____ Material provided

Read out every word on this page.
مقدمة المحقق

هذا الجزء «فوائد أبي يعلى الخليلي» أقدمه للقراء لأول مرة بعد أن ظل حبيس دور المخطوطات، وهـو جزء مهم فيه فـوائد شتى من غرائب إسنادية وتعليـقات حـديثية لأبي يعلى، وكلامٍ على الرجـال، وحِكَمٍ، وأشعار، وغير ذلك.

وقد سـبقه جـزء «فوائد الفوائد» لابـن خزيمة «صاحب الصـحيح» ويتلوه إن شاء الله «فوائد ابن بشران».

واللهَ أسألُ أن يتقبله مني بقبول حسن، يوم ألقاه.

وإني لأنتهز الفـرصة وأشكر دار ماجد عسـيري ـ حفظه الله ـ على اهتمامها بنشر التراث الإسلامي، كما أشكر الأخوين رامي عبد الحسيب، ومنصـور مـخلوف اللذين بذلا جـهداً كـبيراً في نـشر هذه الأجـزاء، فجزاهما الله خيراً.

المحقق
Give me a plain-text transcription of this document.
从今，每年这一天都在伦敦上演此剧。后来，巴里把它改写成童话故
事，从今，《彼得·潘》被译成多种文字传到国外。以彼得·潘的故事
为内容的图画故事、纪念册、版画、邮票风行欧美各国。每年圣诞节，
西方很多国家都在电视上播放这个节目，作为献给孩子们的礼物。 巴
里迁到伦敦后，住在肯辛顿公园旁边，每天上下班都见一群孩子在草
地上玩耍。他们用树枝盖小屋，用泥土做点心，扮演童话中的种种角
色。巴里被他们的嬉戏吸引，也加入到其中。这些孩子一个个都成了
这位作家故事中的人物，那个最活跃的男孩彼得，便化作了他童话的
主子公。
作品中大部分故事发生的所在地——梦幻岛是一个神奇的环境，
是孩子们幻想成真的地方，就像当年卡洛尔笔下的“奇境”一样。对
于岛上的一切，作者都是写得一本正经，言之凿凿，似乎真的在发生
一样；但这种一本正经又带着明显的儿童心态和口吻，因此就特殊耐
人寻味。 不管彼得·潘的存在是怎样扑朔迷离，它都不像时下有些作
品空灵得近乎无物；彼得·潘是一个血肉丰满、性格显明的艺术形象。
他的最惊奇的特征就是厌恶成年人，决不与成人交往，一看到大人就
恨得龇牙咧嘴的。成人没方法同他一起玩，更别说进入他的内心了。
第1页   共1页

________

_Aim:_
Extract all of the data exactly as written.

_Solution for this task:_
Read out every word on this page.
مقدمة المحقق

هذا الجزء «فوائد أبي يعلى الخليلي» أقدمه للقراء لأول مرة بعد أن ظل حبيس دور المخطوطات، وهـو جزء مهم فيه فـوائد شتى من غرائب إسنادية وتعليـقات حـديثية لأبي يعلى، وكلامٍ على الرجـال، وحِكَمٍ، وأشعار، وغير ذلك.

وقد سـبقه جـزء «فوائد الفوائد» لابـن خزيمة «صاحب الصـحيح» ويتلوه إن شاء الله «فوائد ابن بشران».

واللهَ أسألُ أن يتقبله مني بقبول حسن، يوم ألقاه.

وإني لأنتهز الفـرصة وأشكر دار ماجد عسـيري ـ حفظه الله ـ على اهتمامها بنشر التراث الإسلامي، كما أشكر الأخوين رامي عبد الحسيب، ومنصـور مـخلوف اللذين بذلا جـهداً كـبيراً في نـشر هذه الأجـزاء، فجزاهما الله خيراً.

المحقق
Give me a plain-text transcription of this document.
从今，每年这一天都在伦敦上演此剧。后来，巴里把它改写成童话故
事，从今，《彼得·潘》被译成多种文字传到国外。以彼得·潘的故事
为内容的图画故事、纪念册、版画、邮票风行欧美各国。每年圣诞节，
西方很多国家都在电视上播放这个节目，作为献给孩子们的礼物。 巴
里迁到伦敦后，住在肯辛顿公园旁边，每天上下班都见一群孩子在草
地上玩耍。他们用树枝盖小屋，用泥土做点心，扮演童话中的种种角
色。巴里被他们的嬉戏吸引，也加入到其中。这些孩子一个个都成了
这位作家故事中的人物，那个最活跃的男孩彼得，便化作了他童话的
主子公。
作品中大部分故事发生的所在地——梦幻岛是一个神奇的环境，
是孩子们幻想成真的地方，就像当年卡洛尔笔下的“奇境”一样。对
于岛上的一切，作者都是写得一本正经，言之凿凿，似乎真的在发生
一样；但这种一本正经又带着明显的儿童心态和口吻，因此就特殊耐
人寻味。 不管彼得·潘的存在是怎样扑朔迷离，它都不像时下有些作
品空灵得近乎无物；彼得·潘是一个血肉丰满、性格显明的艺术形象。
他的最惊奇的特征就是厌恶成年人，决不与成人交往，一看到大人就
恨得龇牙咧嘴的。成人没方法同他一起玩，更别说进入他的内心了。
第1页   共1页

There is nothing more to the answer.